+++ Data supplied

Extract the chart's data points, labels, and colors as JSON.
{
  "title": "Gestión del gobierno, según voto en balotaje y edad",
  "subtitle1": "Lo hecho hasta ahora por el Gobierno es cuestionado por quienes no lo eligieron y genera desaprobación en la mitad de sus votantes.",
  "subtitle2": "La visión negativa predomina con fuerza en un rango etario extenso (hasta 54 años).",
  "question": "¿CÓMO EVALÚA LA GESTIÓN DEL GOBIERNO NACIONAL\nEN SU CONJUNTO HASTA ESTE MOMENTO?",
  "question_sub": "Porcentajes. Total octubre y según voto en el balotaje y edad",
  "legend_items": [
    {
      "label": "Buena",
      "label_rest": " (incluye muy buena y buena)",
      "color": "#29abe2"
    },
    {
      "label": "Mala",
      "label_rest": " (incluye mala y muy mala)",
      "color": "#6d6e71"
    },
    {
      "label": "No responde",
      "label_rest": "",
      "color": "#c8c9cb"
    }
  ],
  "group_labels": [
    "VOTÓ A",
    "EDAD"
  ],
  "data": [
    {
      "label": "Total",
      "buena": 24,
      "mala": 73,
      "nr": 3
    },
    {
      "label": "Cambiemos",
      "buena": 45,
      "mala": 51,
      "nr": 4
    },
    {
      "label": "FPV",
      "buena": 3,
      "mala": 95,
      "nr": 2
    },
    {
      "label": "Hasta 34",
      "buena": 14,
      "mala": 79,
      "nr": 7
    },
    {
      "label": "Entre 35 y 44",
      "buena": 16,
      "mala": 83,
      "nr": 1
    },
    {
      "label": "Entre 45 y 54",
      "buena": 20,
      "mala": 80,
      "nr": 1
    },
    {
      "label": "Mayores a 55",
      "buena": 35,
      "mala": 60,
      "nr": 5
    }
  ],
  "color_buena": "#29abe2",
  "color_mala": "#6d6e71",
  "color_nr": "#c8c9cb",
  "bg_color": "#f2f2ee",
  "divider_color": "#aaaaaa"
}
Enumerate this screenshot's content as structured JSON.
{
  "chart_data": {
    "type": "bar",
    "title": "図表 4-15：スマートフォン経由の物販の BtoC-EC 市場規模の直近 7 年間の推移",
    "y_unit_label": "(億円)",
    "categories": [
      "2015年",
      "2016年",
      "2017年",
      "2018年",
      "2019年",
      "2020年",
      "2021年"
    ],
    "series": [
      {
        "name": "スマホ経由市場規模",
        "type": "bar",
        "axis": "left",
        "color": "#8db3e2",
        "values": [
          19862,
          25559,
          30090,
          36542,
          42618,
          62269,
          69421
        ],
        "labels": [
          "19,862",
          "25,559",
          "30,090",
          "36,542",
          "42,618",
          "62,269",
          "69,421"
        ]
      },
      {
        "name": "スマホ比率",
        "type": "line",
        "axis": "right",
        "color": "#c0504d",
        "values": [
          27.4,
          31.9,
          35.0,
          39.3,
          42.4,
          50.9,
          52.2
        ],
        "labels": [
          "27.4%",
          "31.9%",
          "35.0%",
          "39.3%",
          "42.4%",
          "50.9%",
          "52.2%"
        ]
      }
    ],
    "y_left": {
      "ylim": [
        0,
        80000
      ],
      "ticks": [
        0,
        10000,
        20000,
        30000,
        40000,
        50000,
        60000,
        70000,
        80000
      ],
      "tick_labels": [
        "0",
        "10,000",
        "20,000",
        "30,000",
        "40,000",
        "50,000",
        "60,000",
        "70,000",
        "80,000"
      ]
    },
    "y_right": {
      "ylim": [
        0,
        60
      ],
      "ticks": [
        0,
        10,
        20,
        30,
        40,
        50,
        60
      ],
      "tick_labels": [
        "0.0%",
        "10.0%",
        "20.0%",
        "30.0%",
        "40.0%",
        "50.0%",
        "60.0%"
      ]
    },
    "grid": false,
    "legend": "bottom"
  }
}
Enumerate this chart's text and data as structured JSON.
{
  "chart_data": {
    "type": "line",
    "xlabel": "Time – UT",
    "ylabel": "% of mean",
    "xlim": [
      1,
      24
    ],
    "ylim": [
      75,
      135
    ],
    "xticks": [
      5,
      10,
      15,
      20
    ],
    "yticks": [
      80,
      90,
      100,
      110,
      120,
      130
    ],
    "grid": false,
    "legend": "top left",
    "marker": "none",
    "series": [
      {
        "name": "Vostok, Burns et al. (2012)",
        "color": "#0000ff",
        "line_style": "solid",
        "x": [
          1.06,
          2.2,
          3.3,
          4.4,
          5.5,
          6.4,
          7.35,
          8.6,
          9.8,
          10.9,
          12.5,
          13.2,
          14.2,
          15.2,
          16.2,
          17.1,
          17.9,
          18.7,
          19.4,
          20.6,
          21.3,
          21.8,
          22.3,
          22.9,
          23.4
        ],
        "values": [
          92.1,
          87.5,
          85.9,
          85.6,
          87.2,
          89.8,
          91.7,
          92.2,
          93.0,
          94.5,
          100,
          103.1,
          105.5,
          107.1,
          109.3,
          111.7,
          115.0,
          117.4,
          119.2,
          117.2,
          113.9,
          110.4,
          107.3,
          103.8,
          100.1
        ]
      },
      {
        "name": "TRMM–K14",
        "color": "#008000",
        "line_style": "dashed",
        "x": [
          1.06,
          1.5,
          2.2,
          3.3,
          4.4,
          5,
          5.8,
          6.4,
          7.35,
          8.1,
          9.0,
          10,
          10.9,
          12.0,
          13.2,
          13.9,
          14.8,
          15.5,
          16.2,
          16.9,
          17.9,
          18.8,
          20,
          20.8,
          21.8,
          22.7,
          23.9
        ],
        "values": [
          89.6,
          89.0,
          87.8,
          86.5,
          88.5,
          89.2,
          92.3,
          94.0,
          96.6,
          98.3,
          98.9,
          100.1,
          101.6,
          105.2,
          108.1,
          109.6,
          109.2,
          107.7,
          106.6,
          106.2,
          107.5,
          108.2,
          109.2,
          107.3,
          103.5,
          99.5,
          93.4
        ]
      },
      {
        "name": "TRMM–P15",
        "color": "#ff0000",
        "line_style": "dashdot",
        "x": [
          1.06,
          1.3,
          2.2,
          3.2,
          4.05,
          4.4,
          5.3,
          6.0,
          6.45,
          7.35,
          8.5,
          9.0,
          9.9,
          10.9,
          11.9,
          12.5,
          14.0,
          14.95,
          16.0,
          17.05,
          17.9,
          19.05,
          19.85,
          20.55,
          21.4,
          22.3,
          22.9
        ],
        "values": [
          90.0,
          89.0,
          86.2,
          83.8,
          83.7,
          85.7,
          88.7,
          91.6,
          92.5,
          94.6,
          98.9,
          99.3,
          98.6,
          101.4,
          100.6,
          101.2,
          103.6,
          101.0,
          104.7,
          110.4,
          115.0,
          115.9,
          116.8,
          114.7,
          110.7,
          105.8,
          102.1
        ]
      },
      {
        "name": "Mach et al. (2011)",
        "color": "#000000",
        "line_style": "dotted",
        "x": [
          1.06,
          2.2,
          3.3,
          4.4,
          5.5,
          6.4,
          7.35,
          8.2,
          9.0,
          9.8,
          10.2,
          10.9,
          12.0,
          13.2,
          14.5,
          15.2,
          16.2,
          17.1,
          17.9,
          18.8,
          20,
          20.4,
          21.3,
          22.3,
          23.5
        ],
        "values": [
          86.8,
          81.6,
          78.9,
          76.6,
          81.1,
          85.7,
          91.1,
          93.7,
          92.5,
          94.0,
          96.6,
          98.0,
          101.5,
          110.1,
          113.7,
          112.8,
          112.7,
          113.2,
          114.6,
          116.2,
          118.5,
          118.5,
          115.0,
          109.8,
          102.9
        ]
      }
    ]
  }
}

++++++

__What is needed__. Print the records once more, exactly as they were given.

__Completed exercise__.
Extract the chart's data points, labels, and colors as JSON.
{
  "title": "Gestión del gobierno, según voto en balotaje y edad",
  "subtitle1": "Lo hecho hasta ahora por el Gobierno es cuestionado por quienes no lo eligieron y genera desaprobación en la mitad de sus votantes.",
  "subtitle2": "La visión negativa predomina con fuerza en un rango etario extenso (hasta 54 años).",
  "question": "¿CÓMO EVALÚA LA GESTIÓN DEL GOBIERNO NACIONAL\nEN SU CONJUNTO HASTA ESTE MOMENTO?",
  "question_sub": "Porcentajes. Total octubre y según voto en el balotaje y edad",
  "legend_items": [
    {
      "label": "Buena",
      "label_rest": " (incluye muy buena y buena)",
      "color": "#29abe2"
    },
    {
      "label": "Mala",
      "label_rest": " (incluye mala y muy mala)",
      "color": "#6d6e71"
    },
    {
      "label": "No responde",
      "label_rest": "",
      "color": "#c8c9cb"
    }
  ],
  "group_labels": [
    "VOTÓ A",
    "EDAD"
  ],
  "data": [
    {
      "label": "Total",
      "buena": 24,
      "mala": 73,
      "nr": 3
    },
    {
      "label": "Cambiemos",
      "buena": 45,
      "mala": 51,
      "nr": 4
    },
    {
      "label": "FPV",
      "buena": 3,
      "mala": 95,
      "nr": 2
    },
    {
      "label": "Hasta 34",
      "buena": 14,
      "mala": 79,
      "nr": 7
    },
    {
      "label": "Entre 35 y 44",
      "buena": 16,
      "mala": 83,
      "nr": 1
    },
    {
      "label": "Entre 45 y 54",
      "buena": 20,
      "mala": 80,
      "nr": 1
    },
    {
      "label": "Mayores a 55",
      "buena": 35,
      "mala": 60,
      "nr": 5
    }
  ],
  "color_buena": "#29abe2",
  "color_mala": "#6d6e71",
  "color_nr": "#c8c9cb",
  "bg_color": "#f2f2ee",
  "divider_color": "#aaaaaa"
}
Enumerate this screenshot's content as structured JSON.
{
  "chart_data": {
    "type": "bar",
    "title": "図表 4-15：スマートフォン経由の物販の BtoC-EC 市場規模の直近 7 年間の推移",
    "y_unit_label": "(億円)",
    "categories": [
      "2015年",
      "2016年",
      "2017年",
      "2018年",
      "2019年",
      "2020年",
      "2021年"
    ],
    "series": [
      {
        "name": "スマホ経由市場規模",
        "type": "bar",
        "axis": "left",
        "color": "#8db3e2",
        "values": [
          19862,
          25559,
          30090,
          36542,
          42618,
          62269,
          69421
        ],
        "labels": [
          "19,862",
          "25,559",
          "30,090",
          "36,542",
          "42,618",
          "62,269",
          "69,421"
        ]
      },
      {
        "name": "スマホ比率",
        "type": "line",
        "axis": "right",
        "color": "#c0504d",
        "values": [
          27.4,
          31.9,
          35.0,
          39.3,
          42.4,
          50.9,
          52.2
        ],
        "labels": [
          "27.4%",
          "31.9%",
          "35.0%",
          "39.3%",
          "42.4%",
          "50.9%",
          "52.2%"
        ]
      }
    ],
    "y_left": {
      "ylim": [
        0,
        80000
      ],
      "ticks": [
        0,
        10000,
        20000,
        30000,
        40000,
        50000,
        60000,
        70000,
        80000
      ],
      "tick_labels": [
        "0",
        "10,000",
        "20,000",
        "30,000",
        "40,000",
        "50,000",
        "60,000",
        "70,000",
        "80,000"
      ]
    },
    "y_right": {
      "ylim": [
        0,
        60
      ],
      "ticks": [
        0,
        10,
        20,
        30,
        40,
        50,
        60
      ],
      "tick_labels": [
        "0.0%",
        "10.0%",
        "20.0%",
        "30.0%",
        "40.0%",
        "50.0%",
        "60.0%"
      ]
    },
    "grid": false,
    "legend": "bottom"
  }
}
Enumerate this chart's text and data as structured JSON.
{
  "chart_data": {
    "type": "line",
    "xlabel": "Time – UT",
    "ylabel": "% of mean",
    "xlim": [
      1,
      24
    ],
    "ylim": [
      75,
      135
    ],
    "xticks": [
      5,
      10,
      15,
      20
    ],
    "yticks": [
      80,
      90,
      100,
      110,
      120,
      130
    ],
    "grid": false,
    "legend": "top left",
    "marker": "none",
    "series": [
      {
        "name": "Vostok, Burns et al. (2012)",
        "color": "#0000ff",
        "line_style": "solid",
        "x": [
          1.06,
          2.2,
          3.3,
          4.4,
          5.5,
          6.4,
          7.35,
          8.6,
          9.8,
          10.9,
          12.5,
          13.2,
          14.2,
          15.2,
          16.2,
          17.1,
          17.9,
          18.7,
          19.4,
          20.6,
          21.3,
          21.8,
          22.3,
          22.9,
          23.4
        ],
        "values": [
          92.1,
          87.5,
          85.9,
          85.6,
          87.2,
          89.8,
          91.7,
          92.2,
          93.0,
          94.5,
          100,
          103.1,
          105.5,
          107.1,
          109.3,
          111.7,
          115.0,
          117.4,
          119.2,
          117.2,
          113.9,
          110.4,
          107.3,
          103.8,
          100.1
        ]
      },
      {
        "name": "TRMM–K14",
        "color": "#008000",
        "line_style": "dashed",
        "x": [
          1.06,
          1.5,
          2.2,
          3.3,
          4.4,
          5,
          5.8,
          6.4,
          7.35,
          8.1,
          9.0,
          10,
          10.9,
          12.0,
          13.2,
          13.9,
          14.8,
          15.5,
          16.2,
          16.9,
          17.9,
          18.8,
          20,
          20.8,
          21.8,
          22.7,
          23.9
        ],
        "values": [
          89.6,
          89.0,
          87.8,
          86.5,
          88.5,
          89.2,
          92.3,
          94.0,
          96.6,
          98.3,
          98.9,
          100.1,
          101.6,
          105.2,
          108.1,
          109.6,
          109.2,
          107.7,
          106.6,
          106.2,
          107.5,
          108.2,
          109.2,
          107.3,
          103.5,
          99.5,
          93.4
        ]
      },
      {
        "name": "TRMM–P15",
        "color": "#ff0000",
        "line_style": "dashdot",
        "x": [
          1.06,
          1.3,
          2.2,
          3.2,
          4.05,
          4.4,
          5.3,
          6.0,
          6.45,
          7.35,
          8.5,
          9.0,
          9.9,
          10.9,
          11.9,
          12.5,
          14.0,
          14.95,
          16.0,
          17.05,
          17.9,
          19.05,
          19.85,
          20.55,
          21.4,
          22.3,
          22.9
        ],
        "values": [
          90.0,
          89.0,
          86.2,
          83.8,
          83.7,
          85.7,
          88.7,
          91.6,
          92.5,
          94.6,
          98.9,
          99.3,
          98.6,
          101.4,
          100.6,
          101.2,
          103.6,
          101.0,
          104.7,
          110.4,
          115.0,
          115.9,
          116.8,
          114.7,
          110.7,
          105.8,
          102.1
        ]
      },
      {
        "name": "Mach et al. (2011)",
        "color": "#000000",
        "line_style": "dotted",
        "x": [
          1.06,
          2.2,
          3.3,
          4.4,
          5.5,
          6.4,
          7.35,
          8.2,
          9.0,
          9.8,
          10.2,
          10.9,
          12.0,
          13.2,
          14.5,
          15.2,
          16.2,
          17.1,
          17.9,
          18.8,
          20,
          20.4,
          21.3,
          22.3,
          23.5
        ],
        "values": [
          86.8,
          81.6,
          78.9,
          76.6,
          81.1,
          85.7,
          91.1,
          93.7,
          92.5,
          94.0,
          96.6,
          98.0,
          101.5,
          110.1,
          113.7,
          112.8,
          112.7,
          113.2,
          114.6,
          116.2,
          118.5,
          118.5,
          115.0,
          109.8,
          102.9
        ]
      }
    ]
  }
}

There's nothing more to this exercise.